━━━ Raw records ━━━

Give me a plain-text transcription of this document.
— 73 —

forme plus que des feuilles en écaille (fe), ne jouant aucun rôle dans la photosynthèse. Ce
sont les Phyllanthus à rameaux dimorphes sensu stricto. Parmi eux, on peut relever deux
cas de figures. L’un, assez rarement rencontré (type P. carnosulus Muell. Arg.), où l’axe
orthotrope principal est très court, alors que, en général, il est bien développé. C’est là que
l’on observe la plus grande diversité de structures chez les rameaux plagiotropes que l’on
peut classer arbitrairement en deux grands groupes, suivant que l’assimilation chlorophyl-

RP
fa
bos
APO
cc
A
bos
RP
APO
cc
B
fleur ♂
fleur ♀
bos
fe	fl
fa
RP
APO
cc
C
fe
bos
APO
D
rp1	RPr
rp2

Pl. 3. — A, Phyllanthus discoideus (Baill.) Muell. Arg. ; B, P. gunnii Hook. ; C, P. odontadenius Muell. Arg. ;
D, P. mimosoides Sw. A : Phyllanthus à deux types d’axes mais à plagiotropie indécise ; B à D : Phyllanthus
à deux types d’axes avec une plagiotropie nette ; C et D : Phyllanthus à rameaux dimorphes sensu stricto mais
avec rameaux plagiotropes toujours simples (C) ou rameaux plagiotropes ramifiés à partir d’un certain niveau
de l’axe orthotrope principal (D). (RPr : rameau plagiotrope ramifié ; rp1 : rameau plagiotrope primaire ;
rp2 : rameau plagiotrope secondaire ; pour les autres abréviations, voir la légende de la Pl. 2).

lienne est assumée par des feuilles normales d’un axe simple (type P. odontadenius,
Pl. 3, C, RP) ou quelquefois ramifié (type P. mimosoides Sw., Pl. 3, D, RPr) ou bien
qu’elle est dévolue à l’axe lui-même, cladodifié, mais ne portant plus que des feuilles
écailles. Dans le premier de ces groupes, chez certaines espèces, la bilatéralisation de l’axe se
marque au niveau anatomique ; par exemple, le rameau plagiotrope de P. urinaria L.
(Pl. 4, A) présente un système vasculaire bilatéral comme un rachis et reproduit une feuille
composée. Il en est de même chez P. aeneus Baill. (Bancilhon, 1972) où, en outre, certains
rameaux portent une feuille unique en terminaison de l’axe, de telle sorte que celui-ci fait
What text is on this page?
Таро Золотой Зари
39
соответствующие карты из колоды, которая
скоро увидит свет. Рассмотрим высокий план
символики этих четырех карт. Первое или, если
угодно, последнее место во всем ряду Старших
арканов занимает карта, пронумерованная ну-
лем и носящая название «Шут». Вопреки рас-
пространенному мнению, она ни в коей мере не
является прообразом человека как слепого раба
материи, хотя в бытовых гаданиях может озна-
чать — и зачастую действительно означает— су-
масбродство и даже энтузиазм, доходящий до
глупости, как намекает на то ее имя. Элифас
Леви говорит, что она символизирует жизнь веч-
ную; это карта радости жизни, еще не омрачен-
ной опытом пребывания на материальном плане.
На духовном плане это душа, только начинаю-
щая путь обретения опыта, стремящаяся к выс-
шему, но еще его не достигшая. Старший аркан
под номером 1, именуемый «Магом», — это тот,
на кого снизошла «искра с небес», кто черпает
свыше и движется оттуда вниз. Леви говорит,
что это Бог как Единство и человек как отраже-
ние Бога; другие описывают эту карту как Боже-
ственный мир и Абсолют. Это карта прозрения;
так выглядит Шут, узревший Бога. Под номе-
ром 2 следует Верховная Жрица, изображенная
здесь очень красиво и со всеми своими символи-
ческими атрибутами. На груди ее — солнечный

━━━

### Instructions for the task
Pull out every line in the data above that has the word "stricto".

### Task response
sont les Phyllanthus à rameaux dimorphes sensu stricto. Parmi eux, on peut relever deux
à deux types d’axes avec une plagiotropie nette ; C et D : Phyllanthus à rameaux dimorphes sensu stricto mais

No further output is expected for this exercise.